*Requirements*:
Retype the records that come next, word for word.
·····
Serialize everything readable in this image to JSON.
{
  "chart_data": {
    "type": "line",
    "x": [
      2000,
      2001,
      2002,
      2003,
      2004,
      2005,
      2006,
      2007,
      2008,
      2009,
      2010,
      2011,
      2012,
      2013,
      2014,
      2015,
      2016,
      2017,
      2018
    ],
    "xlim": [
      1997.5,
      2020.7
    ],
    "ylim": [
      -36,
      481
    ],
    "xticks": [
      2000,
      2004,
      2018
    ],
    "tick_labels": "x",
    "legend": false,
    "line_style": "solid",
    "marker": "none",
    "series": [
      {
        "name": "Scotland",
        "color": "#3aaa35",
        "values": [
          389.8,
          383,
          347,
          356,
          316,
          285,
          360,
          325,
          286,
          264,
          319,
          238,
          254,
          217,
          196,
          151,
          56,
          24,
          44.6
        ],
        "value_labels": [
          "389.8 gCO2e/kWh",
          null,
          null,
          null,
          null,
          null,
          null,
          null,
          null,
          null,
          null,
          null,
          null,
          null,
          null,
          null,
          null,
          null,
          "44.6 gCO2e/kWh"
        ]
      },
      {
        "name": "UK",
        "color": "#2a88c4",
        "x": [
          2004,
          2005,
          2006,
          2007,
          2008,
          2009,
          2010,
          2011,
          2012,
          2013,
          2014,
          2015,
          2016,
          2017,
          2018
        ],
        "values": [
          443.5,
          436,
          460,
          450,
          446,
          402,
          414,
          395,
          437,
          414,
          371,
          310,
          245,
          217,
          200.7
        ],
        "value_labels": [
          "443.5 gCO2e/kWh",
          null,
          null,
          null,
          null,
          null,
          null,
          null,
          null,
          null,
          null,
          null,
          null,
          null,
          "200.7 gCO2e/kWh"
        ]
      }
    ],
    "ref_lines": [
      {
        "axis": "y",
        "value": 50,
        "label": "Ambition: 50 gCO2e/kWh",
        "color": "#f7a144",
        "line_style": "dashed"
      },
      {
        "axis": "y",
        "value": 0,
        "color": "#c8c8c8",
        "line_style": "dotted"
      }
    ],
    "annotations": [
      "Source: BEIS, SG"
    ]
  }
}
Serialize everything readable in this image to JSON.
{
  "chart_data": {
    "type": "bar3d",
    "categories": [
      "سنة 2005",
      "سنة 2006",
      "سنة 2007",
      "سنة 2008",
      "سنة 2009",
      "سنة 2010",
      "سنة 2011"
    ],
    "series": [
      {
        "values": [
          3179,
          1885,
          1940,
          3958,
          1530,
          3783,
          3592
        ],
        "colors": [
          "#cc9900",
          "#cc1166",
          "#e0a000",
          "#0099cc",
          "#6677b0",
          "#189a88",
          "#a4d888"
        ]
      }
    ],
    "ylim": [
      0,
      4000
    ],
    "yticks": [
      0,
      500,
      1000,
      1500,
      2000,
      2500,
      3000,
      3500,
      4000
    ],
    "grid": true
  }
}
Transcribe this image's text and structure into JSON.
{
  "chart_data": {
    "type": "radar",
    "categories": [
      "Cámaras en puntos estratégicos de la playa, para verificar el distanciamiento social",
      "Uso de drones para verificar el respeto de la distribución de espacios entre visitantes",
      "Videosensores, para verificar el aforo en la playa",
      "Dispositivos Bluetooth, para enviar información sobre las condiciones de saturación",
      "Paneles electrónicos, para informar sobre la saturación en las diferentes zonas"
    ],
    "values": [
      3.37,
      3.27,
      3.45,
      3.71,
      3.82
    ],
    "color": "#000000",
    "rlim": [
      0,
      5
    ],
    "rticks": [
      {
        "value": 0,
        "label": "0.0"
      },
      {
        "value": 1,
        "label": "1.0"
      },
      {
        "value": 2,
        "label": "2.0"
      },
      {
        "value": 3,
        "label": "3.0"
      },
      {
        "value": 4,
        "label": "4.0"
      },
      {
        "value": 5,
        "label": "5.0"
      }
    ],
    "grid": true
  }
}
·····
*Answer to this exercise*:
Serialize everything readable in this image to JSON.
{
  "chart_data": {
    "type": "line",
    "x": [
      2000,
      2001,
      2002,
      2003,
      2004,
      2005,
      2006,
      2007,
      2008,
      2009,
      2010,
      2011,
      2012,
      2013,
      2014,
      2015,
      2016,
      2017,
      2018
    ],
    "xlim": [
      1997.5,
      2020.7
    ],
    "ylim": [
      -36,
      481
    ],
    "xticks": [
      2000,
      2004,
      2018
    ],
    "tick_labels": "x",
    "legend": false,
    "line_style": "solid",
    "marker": "none",
    "series": [
      {
        "name": "Scotland",
        "color": "#3aaa35",
        "values": [
          389.8,
          383,
          347,
          356,
          316,
          285,
          360,
          325,
          286,
          264,
          319,
          238,
          254,
          217,
          196,
          151,
          56,
          24,
          44.6
        ],
        "value_labels": [
          "389.8 gCO2e/kWh",
          null,
          null,
          null,
          null,
          null,
          null,
          null,
          null,
          null,
          null,
          null,
          null,
          null,
          null,
          null,
          null,
          null,
          "44.6 gCO2e/kWh"
        ]
      },
      {
        "name": "UK",
        "color": "#2a88c4",
        "x": [
          2004,
          2005,
          2006,
          2007,
          2008,
          2009,
          2010,
          2011,
          2012,
          2013,
          2014,
          2015,
          2016,
          2017,
          2018
        ],
        "values": [
          443.5,
          436,
          460,
          450,
          446,
          402,
          414,
          395,
          437,
          414,
          371,
          310,
          245,
          217,
          200.7
        ],
        "value_labels": [
          "443.5 gCO2e/kWh",
          null,
          null,
          null,
          null,
          null,
          null,
          null,
          null,
          null,
          null,
          null,
          null,
          null,
          "200.7 gCO2e/kWh"
        ]
      }
    ],
    "ref_lines": [
      {
        "axis": "y",
        "value": 50,
        "label": "Ambition: 50 gCO2e/kWh",
        "color": "#f7a144",
        "line_style": "dashed"
      },
      {
        "axis": "y",
        "value": 0,
        "color": "#c8c8c8",
        "line_style": "dotted"
      }
    ],
    "annotations": [
      "Source: BEIS, SG"
    ]
  }
}
Serialize everything readable in this image to JSON.
{
  "chart_data": {
    "type": "bar3d",
    "categories": [
      "سنة 2005",
      "سنة 2006",
      "سنة 2007",
      "سنة 2008",
      "سنة 2009",
      "سنة 2010",
      "سنة 2011"
    ],
    "series": [
      {
        "values": [
          3179,
          1885,
          1940,
          3958,
          1530,
          3783,
          3592
        ],
        "colors": [
          "#cc9900",
          "#cc1166",
          "#e0a000",
          "#0099cc",
          "#6677b0",
          "#189a88",
          "#a4d888"
        ]
      }
    ],
    "ylim": [
      0,
      4000
    ],
    "yticks": [
      0,
      500,
      1000,
      1500,
      2000,
      2500,
      3000,
      3500,
      4000
    ],
    "grid": true
  }
}
Transcribe this image's text and structure into JSON.
{
  "chart_data": {
    "type": "radar",
    "categories": [
      "Cámaras en puntos estratégicos de la playa, para verificar el distanciamiento social",
      "Uso de drones para verificar el respeto de la distribución de espacios entre visitantes",
      "Videosensores, para verificar el aforo en la playa",
      "Dispositivos Bluetooth, para enviar información sobre las condiciones de saturación",
      "Paneles electrónicos, para informar sobre la saturación en las diferentes zonas"
    ],
    "values": [
      3.37,
      3.27,
      3.45,
      3.71,
      3.82
    ],
    "color": "#000000",
    "rlim": [
      0,
      5
    ],
    "rticks": [
      {
        "value": 0,
        "label": "0.0"
      },
      {
        "value": 1,
        "label": "1.0"
      },
      {
        "value": 2,
        "label": "2.0"
      },
      {
        "value": 3,
        "label": "3.0"
      },
      {
        "value": 4,
        "label": "4.0"
      },
      {
        "value": 5,
        "label": "5.0"
      }
    ],
    "grid": true
  }
}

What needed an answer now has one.